— Begin —

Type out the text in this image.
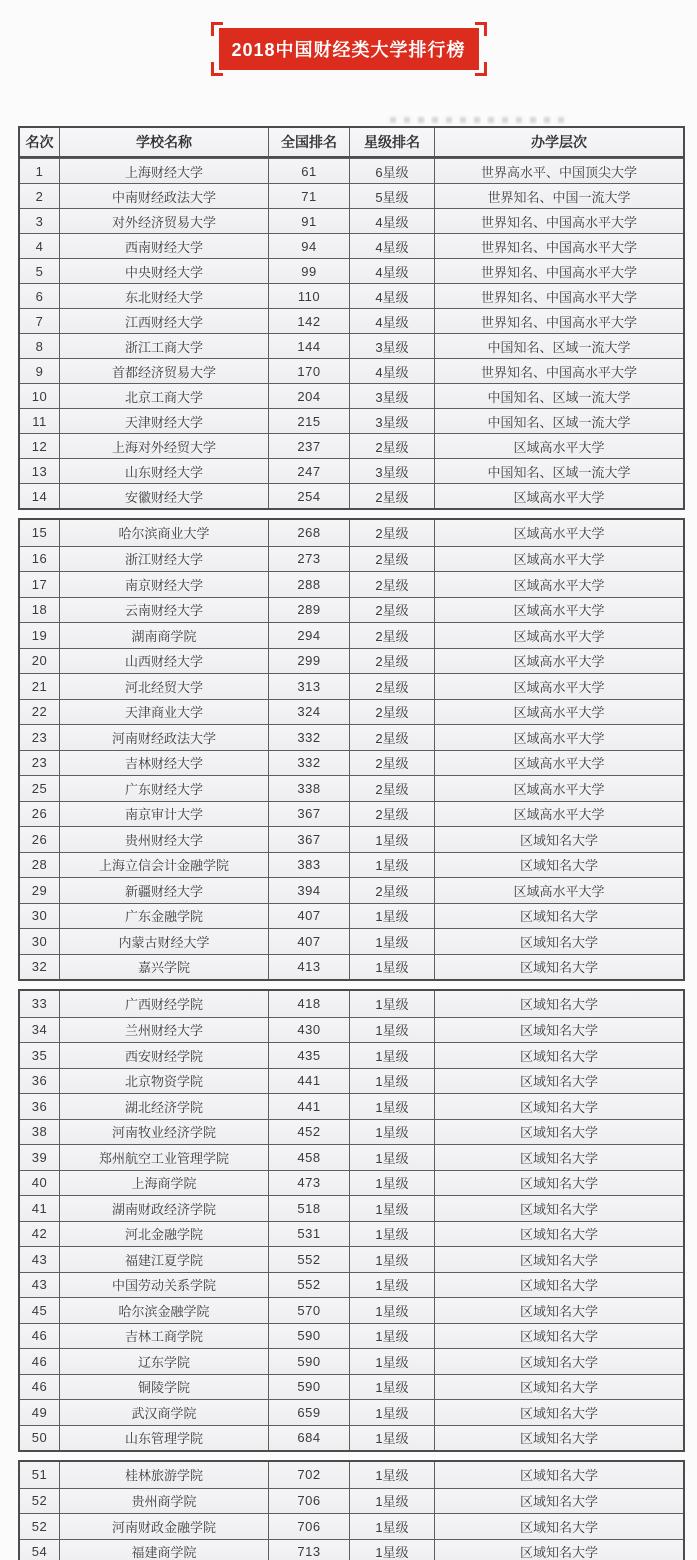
2018中国财经类大学排行榜
名次	学校名称	全国排名	星级排名	办学层次
1	上海财经大学	61	6星级	世界高水平、中国顶尖大学
2	中南财经政法大学	71	5星级	世界知名、中国一流大学
3	对外经济贸易大学	91	4星级	世界知名、中国高水平大学
4	西南财经大学	94	4星级	世界知名、中国高水平大学
5	中央财经大学	99	4星级	世界知名、中国高水平大学
6	东北财经大学	110	4星级	世界知名、中国高水平大学
7	江西财经大学	142	4星级	世界知名、中国高水平大学
8	浙江工商大学	144	3星级	中国知名、区域一流大学
9	首都经济贸易大学	170	4星级	世界知名、中国高水平大学
10	北京工商大学	204	3星级	中国知名、区域一流大学
11	天津财经大学	215	3星级	中国知名、区域一流大学
12	上海对外经贸大学	237	2星级	区域高水平大学
13	山东财经大学	247	3星级	中国知名、区域一流大学
14	安徽财经大学	254	2星级	区域高水平大学
15	哈尔滨商业大学	268	2星级	区域高水平大学
16	浙江财经大学	273	2星级	区域高水平大学
17	南京财经大学	288	2星级	区域高水平大学
18	云南财经大学	289	2星级	区域高水平大学
19	湖南商学院	294	2星级	区域高水平大学
20	山西财经大学	299	2星级	区域高水平大学
21	河北经贸大学	313	2星级	区域高水平大学
22	天津商业大学	324	2星级	区域高水平大学
23	河南财经政法大学	332	2星级	区域高水平大学
23	吉林财经大学	332	2星级	区域高水平大学
25	广东财经大学	338	2星级	区域高水平大学
26	南京审计大学	367	2星级	区域高水平大学
26	贵州财经大学	367	1星级	区域知名大学
28	上海立信会计金融学院	383	1星级	区域知名大学
29	新疆财经大学	394	2星级	区域高水平大学
30	广东金融学院	407	1星级	区域知名大学
30	内蒙古财经大学	407	1星级	区域知名大学
32	嘉兴学院	413	1星级	区域知名大学
33	广西财经学院	418	1星级	区域知名大学
34	兰州财经大学	430	1星级	区域知名大学
35	西安财经学院	435	1星级	区域知名大学
36	北京物资学院	441	1星级	区域知名大学
36	湖北经济学院	441	1星级	区域知名大学
38	河南牧业经济学院	452	1星级	区域知名大学
39	郑州航空工业管理学院	458	1星级	区域知名大学
40	上海商学院	473	1星级	区域知名大学
41	湖南财政经济学院	518	1星级	区域知名大学
42	河北金融学院	531	1星级	区域知名大学
43	福建江夏学院	552	1星级	区域知名大学
43	中国劳动关系学院	552	1星级	区域知名大学
45	哈尔滨金融学院	570	1星级	区域知名大学
46	吉林工商学院	590	1星级	区域知名大学
46	辽东学院	590	1星级	区域知名大学
46	铜陵学院	590	1星级	区域知名大学
49	武汉商学院	659	1星级	区域知名大学
50	山东管理学院	684	1星级	区域知名大学
51	桂林旅游学院	702	1星级	区域知名大学
52	贵州商学院	706	1星级	区域知名大学
52	河南财政金融学院	706	1星级	区域知名大学
54	福建商学院	713	1星级	区域知名大学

— End —

Write the entries above out in full, exactly, with no images.

Type out the text in this image.
2018中国财经类大学排行榜
名次	学校名称	全国排名	星级排名	办学层次
1	上海财经大学	61	6星级	世界高水平、中国顶尖大学
2	中南财经政法大学	71	5星级	世界知名、中国一流大学
3	对外经济贸易大学	91	4星级	世界知名、中国高水平大学
4	西南财经大学	94	4星级	世界知名、中国高水平大学
5	中央财经大学	99	4星级	世界知名、中国高水平大学
6	东北财经大学	110	4星级	世界知名、中国高水平大学
7	江西财经大学	142	4星级	世界知名、中国高水平大学
8	浙江工商大学	144	3星级	中国知名、区域一流大学
9	首都经济贸易大学	170	4星级	世界知名、中国高水平大学
10	北京工商大学	204	3星级	中国知名、区域一流大学
11	天津财经大学	215	3星级	中国知名、区域一流大学
12	上海对外经贸大学	237	2星级	区域高水平大学
13	山东财经大学	247	3星级	中国知名、区域一流大学
14	安徽财经大学	254	2星级	区域高水平大学
15	哈尔滨商业大学	268	2星级	区域高水平大学
16	浙江财经大学	273	2星级	区域高水平大学
17	南京财经大学	288	2星级	区域高水平大学
18	云南财经大学	289	2星级	区域高水平大学
19	湖南商学院	294	2星级	区域高水平大学
20	山西财经大学	299	2星级	区域高水平大学
21	河北经贸大学	313	2星级	区域高水平大学
22	天津商业大学	324	2星级	区域高水平大学
23	河南财经政法大学	332	2星级	区域高水平大学
23	吉林财经大学	332	2星级	区域高水平大学
25	广东财经大学	338	2星级	区域高水平大学
26	南京审计大学	367	2星级	区域高水平大学
26	贵州财经大学	367	1星级	区域知名大学
28	上海立信会计金融学院	383	1星级	区域知名大学
29	新疆财经大学	394	2星级	区域高水平大学
30	广东金融学院	407	1星级	区域知名大学
30	内蒙古财经大学	407	1星级	区域知名大学
32	嘉兴学院	413	1星级	区域知名大学
33	广西财经学院	418	1星级	区域知名大学
34	兰州财经大学	430	1星级	区域知名大学
35	西安财经学院	435	1星级	区域知名大学
36	北京物资学院	441	1星级	区域知名大学
36	湖北经济学院	441	1星级	区域知名大学
38	河南牧业经济学院	452	1星级	区域知名大学
39	郑州航空工业管理学院	458	1星级	区域知名大学
40	上海商学院	473	1星级	区域知名大学
41	湖南财政经济学院	518	1星级	区域知名大学
42	河北金融学院	531	1星级	区域知名大学
43	福建江夏学院	552	1星级	区域知名大学
43	中国劳动关系学院	552	1星级	区域知名大学
45	哈尔滨金融学院	570	1星级	区域知名大学
46	吉林工商学院	590	1星级	区域知名大学
46	辽东学院	590	1星级	区域知名大学
46	铜陵学院	590	1星级	区域知名大学
49	武汉商学院	659	1星级	区域知名大学
50	山东管理学院	684	1星级	区域知名大学
51	桂林旅游学院	702	1星级	区域知名大学
52	贵州商学院	706	1星级	区域知名大学
52	河南财政金融学院	706	1星级	区域知名大学
54	福建商学院	713	1星级	区域知名大学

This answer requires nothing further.